Aim of the task: Extract every entry word for word. Skip the pictures.

Stored records:
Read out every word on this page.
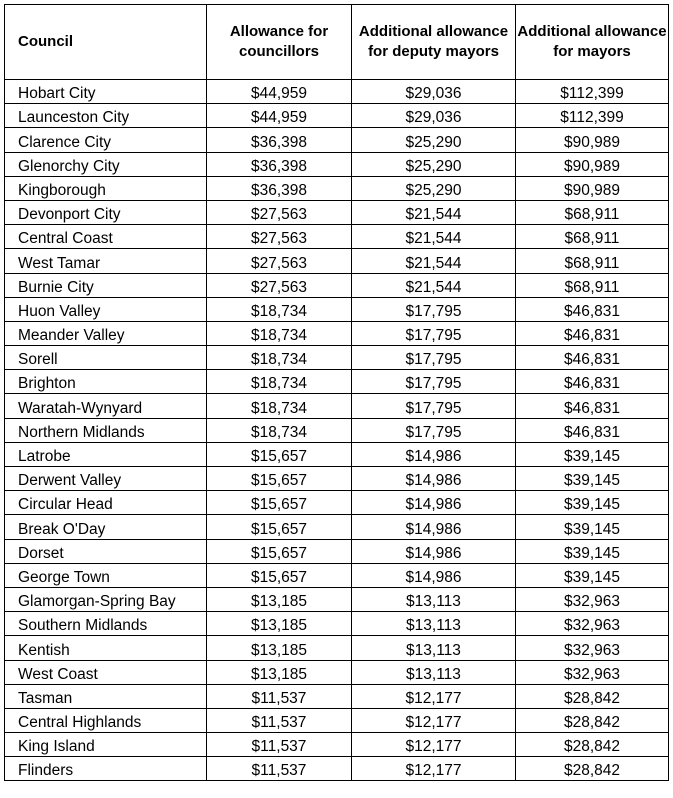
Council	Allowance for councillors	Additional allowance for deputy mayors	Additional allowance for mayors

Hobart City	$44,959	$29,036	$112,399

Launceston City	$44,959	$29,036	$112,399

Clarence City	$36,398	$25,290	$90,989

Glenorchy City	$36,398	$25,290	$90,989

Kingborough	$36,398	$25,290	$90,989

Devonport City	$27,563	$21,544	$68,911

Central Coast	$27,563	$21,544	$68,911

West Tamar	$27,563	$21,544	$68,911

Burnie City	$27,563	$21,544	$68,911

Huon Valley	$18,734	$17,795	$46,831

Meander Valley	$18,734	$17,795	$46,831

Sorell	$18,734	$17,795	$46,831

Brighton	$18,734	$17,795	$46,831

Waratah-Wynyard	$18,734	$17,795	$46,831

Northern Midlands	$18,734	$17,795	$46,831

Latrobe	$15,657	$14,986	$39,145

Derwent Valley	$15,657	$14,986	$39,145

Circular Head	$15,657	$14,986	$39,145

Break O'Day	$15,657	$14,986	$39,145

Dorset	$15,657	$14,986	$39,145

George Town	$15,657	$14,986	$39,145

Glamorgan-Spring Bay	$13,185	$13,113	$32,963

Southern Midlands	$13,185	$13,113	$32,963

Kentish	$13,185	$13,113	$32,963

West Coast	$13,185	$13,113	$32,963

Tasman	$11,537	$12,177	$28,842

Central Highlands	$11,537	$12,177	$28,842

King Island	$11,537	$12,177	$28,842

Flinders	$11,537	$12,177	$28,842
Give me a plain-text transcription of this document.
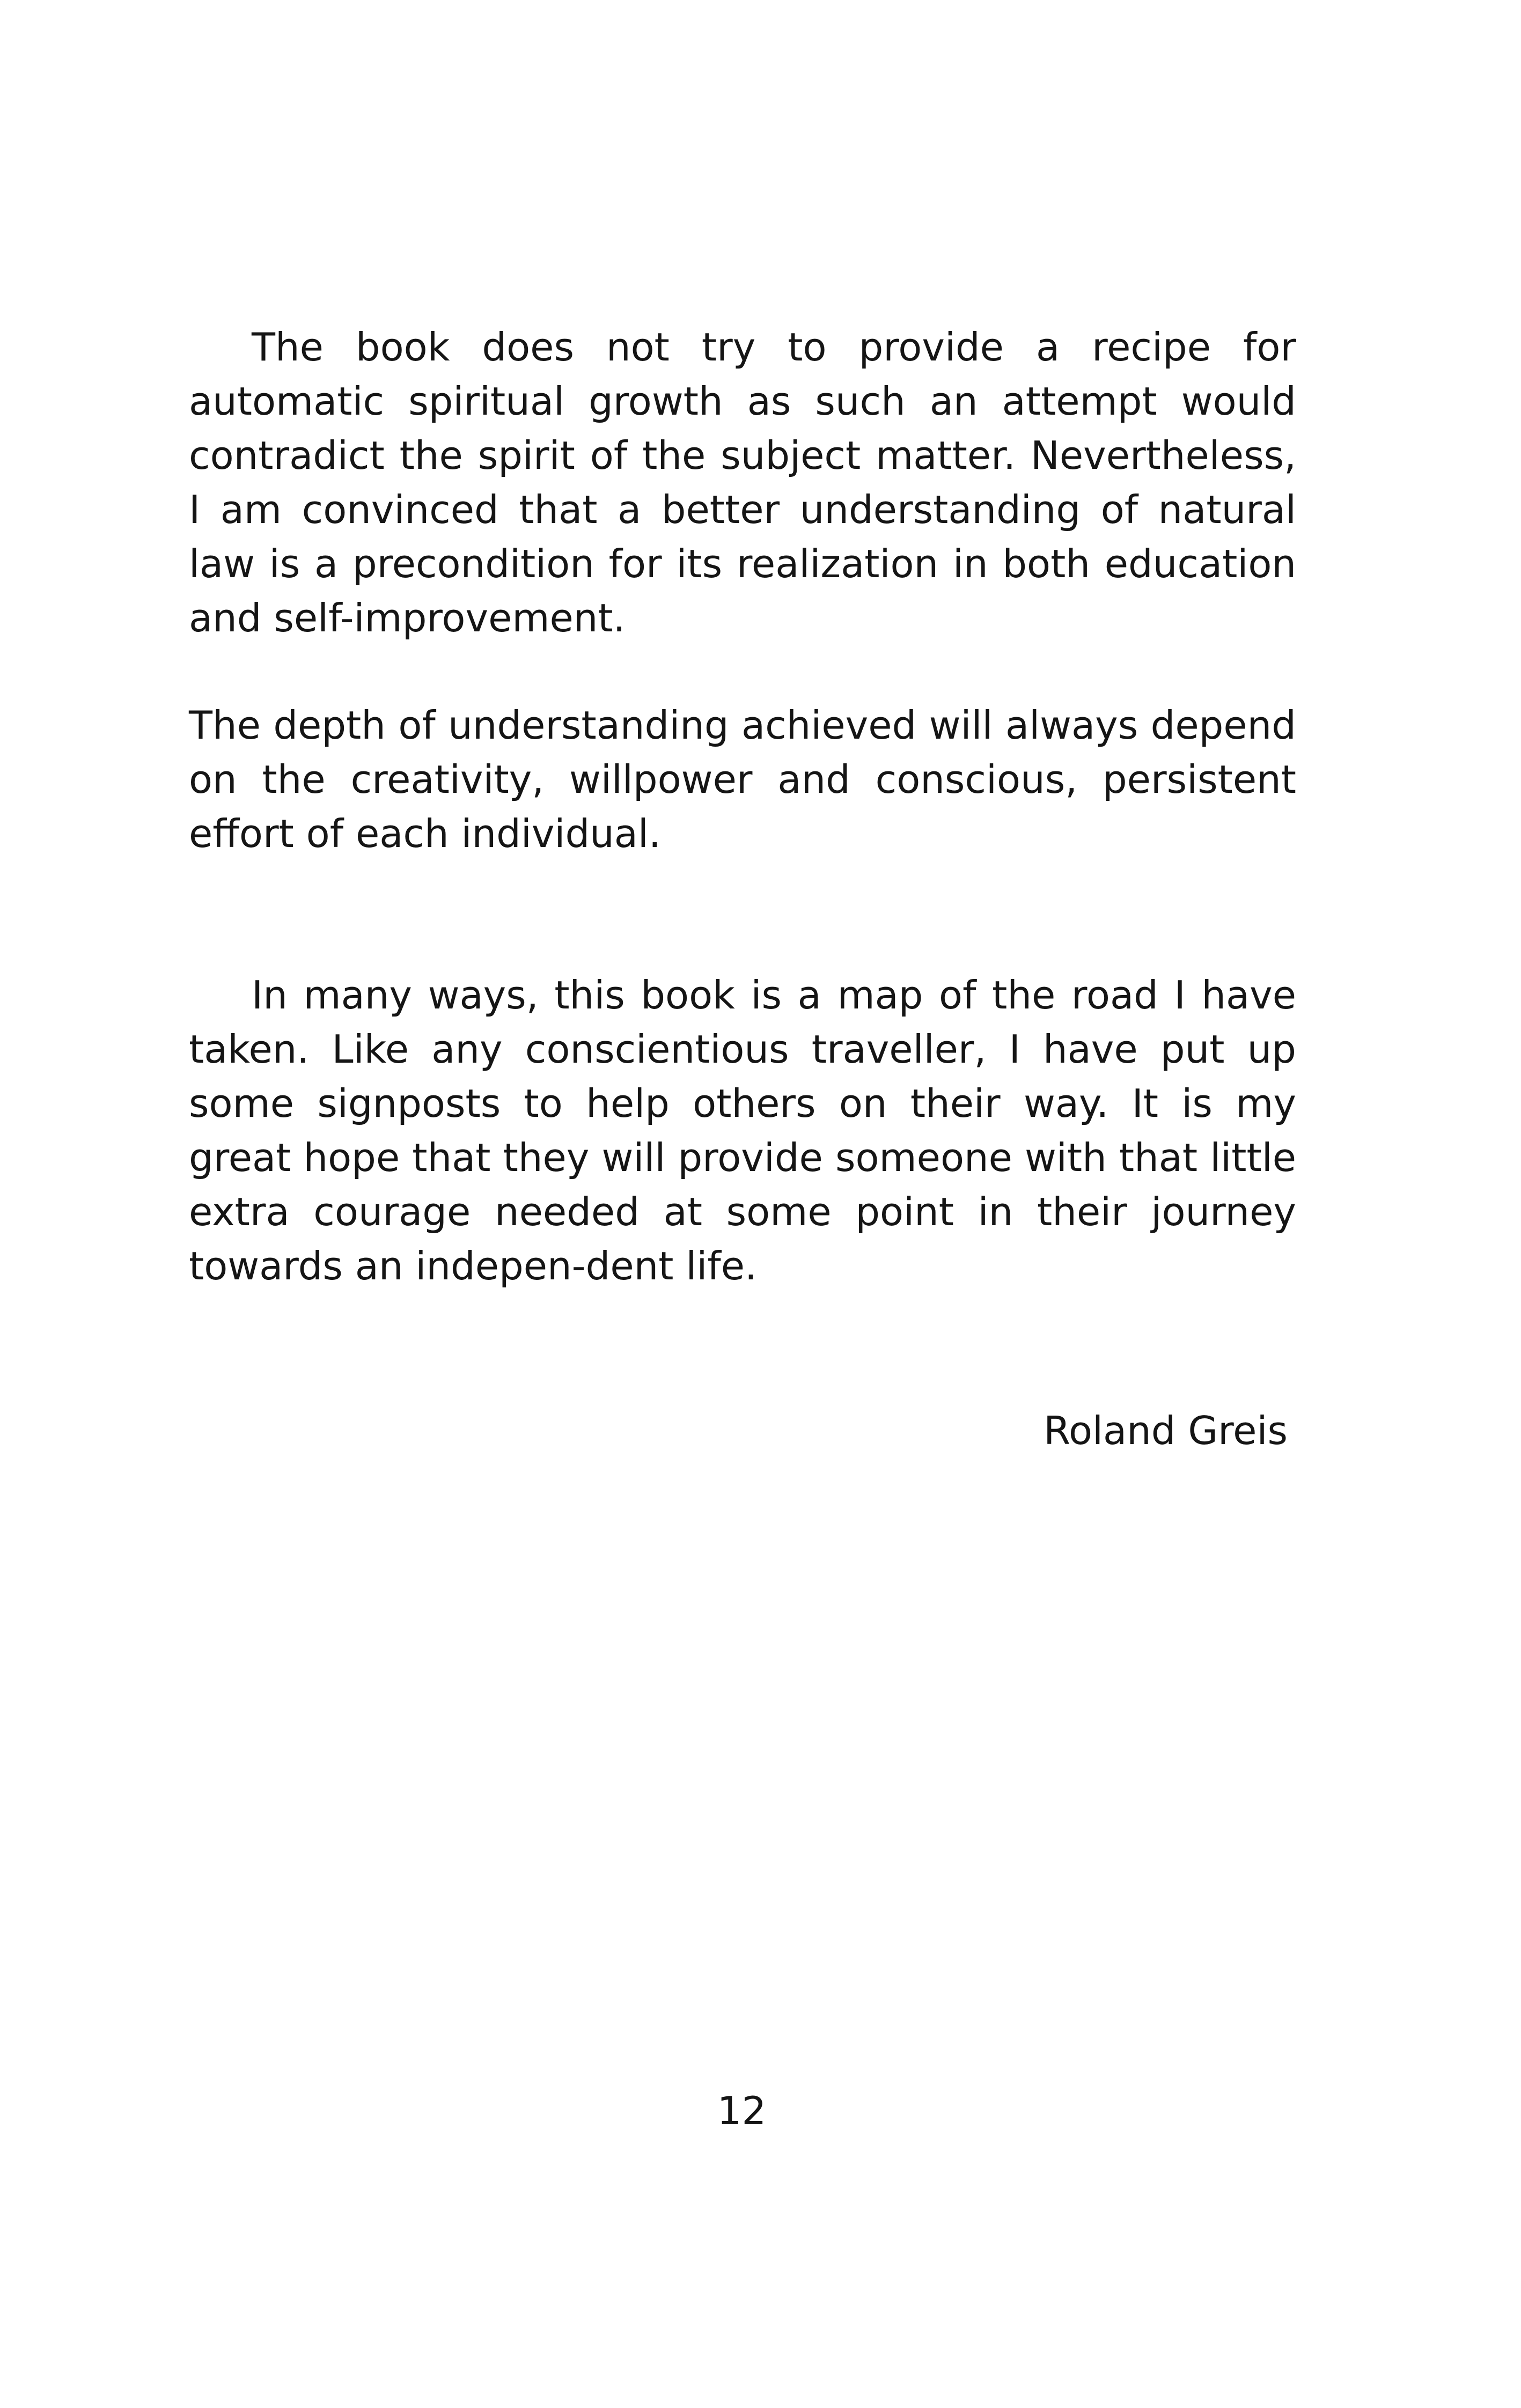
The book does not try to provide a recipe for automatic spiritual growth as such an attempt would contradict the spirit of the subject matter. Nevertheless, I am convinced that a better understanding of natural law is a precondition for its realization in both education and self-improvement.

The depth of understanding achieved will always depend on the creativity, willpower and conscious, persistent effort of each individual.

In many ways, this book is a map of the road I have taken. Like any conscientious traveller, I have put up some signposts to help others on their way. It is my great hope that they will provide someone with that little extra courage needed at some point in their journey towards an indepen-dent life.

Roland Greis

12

Response:
Read out every word on this page.
Council	Allowance for councillors	Additional allowance for deputy mayors	Additional allowance for mayors

Hobart City	$44,959	$29,036	$112,399

Launceston City	$44,959	$29,036	$112,399

Clarence City	$36,398	$25,290	$90,989

Glenorchy City	$36,398	$25,290	$90,989

Kingborough	$36,398	$25,290	$90,989

Devonport City	$27,563	$21,544	$68,911

Central Coast	$27,563	$21,544	$68,911

West Tamar	$27,563	$21,544	$68,911

Burnie City	$27,563	$21,544	$68,911

Huon Valley	$18,734	$17,795	$46,831

Meander Valley	$18,734	$17,795	$46,831

Sorell	$18,734	$17,795	$46,831

Brighton	$18,734	$17,795	$46,831

Waratah-Wynyard	$18,734	$17,795	$46,831

Northern Midlands	$18,734	$17,795	$46,831

Latrobe	$15,657	$14,986	$39,145

Derwent Valley	$15,657	$14,986	$39,145

Circular Head	$15,657	$14,986	$39,145

Break O'Day	$15,657	$14,986	$39,145

Dorset	$15,657	$14,986	$39,145

George Town	$15,657	$14,986	$39,145

Glamorgan-Spring Bay	$13,185	$13,113	$32,963

Southern Midlands	$13,185	$13,113	$32,963

Kentish	$13,185	$13,113	$32,963

West Coast	$13,185	$13,113	$32,963

Tasman	$11,537	$12,177	$28,842

Central Highlands	$11,537	$12,177	$28,842

King Island	$11,537	$12,177	$28,842

Flinders	$11,537	$12,177	$28,842
Give me a plain-text transcription of this document.
The book does not try to provide a recipe for automatic spiritual growth as such an attempt would contradict the spirit of the subject matter. Nevertheless, I am convinced that a better understanding of natural law is a precondition for its realization in both education and self-improvement.

The depth of understanding achieved will always depend on the creativity, willpower and conscious, persistent effort of each individual.

In many ways, this book is a map of the road I have taken. Like any conscientious traveller, I have put up some signposts to help others on their way. It is my great hope that they will provide someone with that little extra courage needed at some point in their journey towards an indepen-dent life.

Roland Greis

12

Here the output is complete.